What is asked ▸ Repeat each entry in full, exactly.

Exercise materials ▸
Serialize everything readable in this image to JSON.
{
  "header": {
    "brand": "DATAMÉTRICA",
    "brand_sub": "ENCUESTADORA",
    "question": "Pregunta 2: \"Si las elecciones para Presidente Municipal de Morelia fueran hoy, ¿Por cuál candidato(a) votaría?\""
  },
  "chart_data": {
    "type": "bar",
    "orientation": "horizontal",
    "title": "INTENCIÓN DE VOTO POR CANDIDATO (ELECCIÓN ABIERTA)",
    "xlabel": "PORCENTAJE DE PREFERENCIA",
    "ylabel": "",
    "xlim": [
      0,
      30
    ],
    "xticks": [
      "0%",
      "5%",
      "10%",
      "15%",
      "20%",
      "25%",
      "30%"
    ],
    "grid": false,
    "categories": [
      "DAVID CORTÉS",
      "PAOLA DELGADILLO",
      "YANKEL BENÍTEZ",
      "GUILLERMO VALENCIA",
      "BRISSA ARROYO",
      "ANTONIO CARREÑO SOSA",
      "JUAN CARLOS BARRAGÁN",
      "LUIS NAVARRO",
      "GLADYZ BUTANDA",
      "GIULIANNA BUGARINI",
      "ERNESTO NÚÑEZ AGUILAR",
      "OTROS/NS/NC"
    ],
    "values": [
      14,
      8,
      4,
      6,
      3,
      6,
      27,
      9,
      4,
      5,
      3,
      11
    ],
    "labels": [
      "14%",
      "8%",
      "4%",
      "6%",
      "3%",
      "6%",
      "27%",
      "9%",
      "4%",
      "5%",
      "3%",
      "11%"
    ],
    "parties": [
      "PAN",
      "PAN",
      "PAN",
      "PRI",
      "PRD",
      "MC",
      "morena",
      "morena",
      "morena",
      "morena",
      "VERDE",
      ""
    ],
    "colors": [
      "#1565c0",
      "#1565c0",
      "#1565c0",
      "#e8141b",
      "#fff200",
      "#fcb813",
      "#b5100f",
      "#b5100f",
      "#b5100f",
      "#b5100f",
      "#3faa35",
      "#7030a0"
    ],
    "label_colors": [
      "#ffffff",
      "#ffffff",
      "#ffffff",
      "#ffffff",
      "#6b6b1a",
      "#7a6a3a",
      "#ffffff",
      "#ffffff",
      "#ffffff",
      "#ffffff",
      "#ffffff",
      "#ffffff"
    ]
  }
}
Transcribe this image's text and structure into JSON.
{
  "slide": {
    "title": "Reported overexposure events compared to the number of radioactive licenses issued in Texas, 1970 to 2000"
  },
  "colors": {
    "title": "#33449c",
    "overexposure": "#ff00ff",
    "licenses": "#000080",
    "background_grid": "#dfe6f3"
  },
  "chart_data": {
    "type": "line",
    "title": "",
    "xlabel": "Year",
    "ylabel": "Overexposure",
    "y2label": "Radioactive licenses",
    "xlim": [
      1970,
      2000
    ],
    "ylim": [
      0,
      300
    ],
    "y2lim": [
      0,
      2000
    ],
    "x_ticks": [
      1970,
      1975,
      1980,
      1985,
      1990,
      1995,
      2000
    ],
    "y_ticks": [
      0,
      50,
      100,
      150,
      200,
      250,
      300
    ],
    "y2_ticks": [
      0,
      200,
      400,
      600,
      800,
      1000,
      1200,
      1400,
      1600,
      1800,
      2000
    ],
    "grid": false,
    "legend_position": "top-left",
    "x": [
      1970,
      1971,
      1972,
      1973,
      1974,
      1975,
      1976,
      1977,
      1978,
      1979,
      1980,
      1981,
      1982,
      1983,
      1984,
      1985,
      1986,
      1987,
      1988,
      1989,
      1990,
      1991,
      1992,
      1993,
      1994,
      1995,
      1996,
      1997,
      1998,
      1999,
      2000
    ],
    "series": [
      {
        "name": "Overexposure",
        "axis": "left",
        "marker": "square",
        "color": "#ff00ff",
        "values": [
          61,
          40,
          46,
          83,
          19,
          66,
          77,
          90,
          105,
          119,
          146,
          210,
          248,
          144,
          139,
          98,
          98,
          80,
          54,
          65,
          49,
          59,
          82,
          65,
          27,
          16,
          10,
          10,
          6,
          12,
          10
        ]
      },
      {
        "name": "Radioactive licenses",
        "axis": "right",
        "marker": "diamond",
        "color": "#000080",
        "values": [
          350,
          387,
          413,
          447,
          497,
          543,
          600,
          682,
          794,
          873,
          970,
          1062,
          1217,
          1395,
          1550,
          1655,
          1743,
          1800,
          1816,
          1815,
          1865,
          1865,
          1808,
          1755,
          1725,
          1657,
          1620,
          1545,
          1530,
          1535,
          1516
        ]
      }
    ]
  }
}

Completed task ▸
Serialize everything readable in this image to JSON.
{
  "header": {
    "brand": "DATAMÉTRICA",
    "brand_sub": "ENCUESTADORA",
    "question": "Pregunta 2: \"Si las elecciones para Presidente Municipal de Morelia fueran hoy, ¿Por cuál candidato(a) votaría?\""
  },
  "chart_data": {
    "type": "bar",
    "orientation": "horizontal",
    "title": "INTENCIÓN DE VOTO POR CANDIDATO (ELECCIÓN ABIERTA)",
    "xlabel": "PORCENTAJE DE PREFERENCIA",
    "ylabel": "",
    "xlim": [
      0,
      30
    ],
    "xticks": [
      "0%",
      "5%",
      "10%",
      "15%",
      "20%",
      "25%",
      "30%"
    ],
    "grid": false,
    "categories": [
      "DAVID CORTÉS",
      "PAOLA DELGADILLO",
      "YANKEL BENÍTEZ",
      "GUILLERMO VALENCIA",
      "BRISSA ARROYO",
      "ANTONIO CARREÑO SOSA",
      "JUAN CARLOS BARRAGÁN",
      "LUIS NAVARRO",
      "GLADYZ BUTANDA",
      "GIULIANNA BUGARINI",
      "ERNESTO NÚÑEZ AGUILAR",
      "OTROS/NS/NC"
    ],
    "values": [
      14,
      8,
      4,
      6,
      3,
      6,
      27,
      9,
      4,
      5,
      3,
      11
    ],
    "labels": [
      "14%",
      "8%",
      "4%",
      "6%",
      "3%",
      "6%",
      "27%",
      "9%",
      "4%",
      "5%",
      "3%",
      "11%"
    ],
    "parties": [
      "PAN",
      "PAN",
      "PAN",
      "PRI",
      "PRD",
      "MC",
      "morena",
      "morena",
      "morena",
      "morena",
      "VERDE",
      ""
    ],
    "colors": [
      "#1565c0",
      "#1565c0",
      "#1565c0",
      "#e8141b",
      "#fff200",
      "#fcb813",
      "#b5100f",
      "#b5100f",
      "#b5100f",
      "#b5100f",
      "#3faa35",
      "#7030a0"
    ],
    "label_colors": [
      "#ffffff",
      "#ffffff",
      "#ffffff",
      "#ffffff",
      "#6b6b1a",
      "#7a6a3a",
      "#ffffff",
      "#ffffff",
      "#ffffff",
      "#ffffff",
      "#ffffff",
      "#ffffff"
    ]
  }
}
Transcribe this image's text and structure into JSON.
{
  "slide": {
    "title": "Reported overexposure events compared to the number of radioactive licenses issued in Texas, 1970 to 2000"
  },
  "colors": {
    "title": "#33449c",
    "overexposure": "#ff00ff",
    "licenses": "#000080",
    "background_grid": "#dfe6f3"
  },
  "chart_data": {
    "type": "line",
    "title": "",
    "xlabel": "Year",
    "ylabel": "Overexposure",
    "y2label": "Radioactive licenses",
    "xlim": [
      1970,
      2000
    ],
    "ylim": [
      0,
      300
    ],
    "y2lim": [
      0,
      2000
    ],
    "x_ticks": [
      1970,
      1975,
      1980,
      1985,
      1990,
      1995,
      2000
    ],
    "y_ticks": [
      0,
      50,
      100,
      150,
      200,
      250,
      300
    ],
    "y2_ticks": [
      0,
      200,
      400,
      600,
      800,
      1000,
      1200,
      1400,
      1600,
      1800,
      2000
    ],
    "grid": false,
    "legend_position": "top-left",
    "x": [
      1970,
      1971,
      1972,
      1973,
      1974,
      1975,
      1976,
      1977,
      1978,
      1979,
      1980,
      1981,
      1982,
      1983,
      1984,
      1985,
      1986,
      1987,
      1988,
      1989,
      1990,
      1991,
      1992,
      1993,
      1994,
      1995,
      1996,
      1997,
      1998,
      1999,
      2000
    ],
    "series": [
      {
        "name": "Overexposure",
        "axis": "left",
        "marker": "square",
        "color": "#ff00ff",
        "values": [
          61,
          40,
          46,
          83,
          19,
          66,
          77,
          90,
          105,
          119,
          146,
          210,
          248,
          144,
          139,
          98,
          98,
          80,
          54,
          65,
          49,
          59,
          82,
          65,
          27,
          16,
          10,
          10,
          6,
          12,
          10
        ]
      },
      {
        "name": "Radioactive licenses",
        "axis": "right",
        "marker": "diamond",
        "color": "#000080",
        "values": [
          350,
          387,
          413,
          447,
          497,
          543,
          600,
          682,
          794,
          873,
          970,
          1062,
          1217,
          1395,
          1550,
          1655,
          1743,
          1800,
          1816,
          1815,
          1865,
          1865,
          1808,
          1755,
          1725,
          1657,
          1620,
          1545,
          1530,
          1535,
          1516
        ]
      }
    ]
  }
}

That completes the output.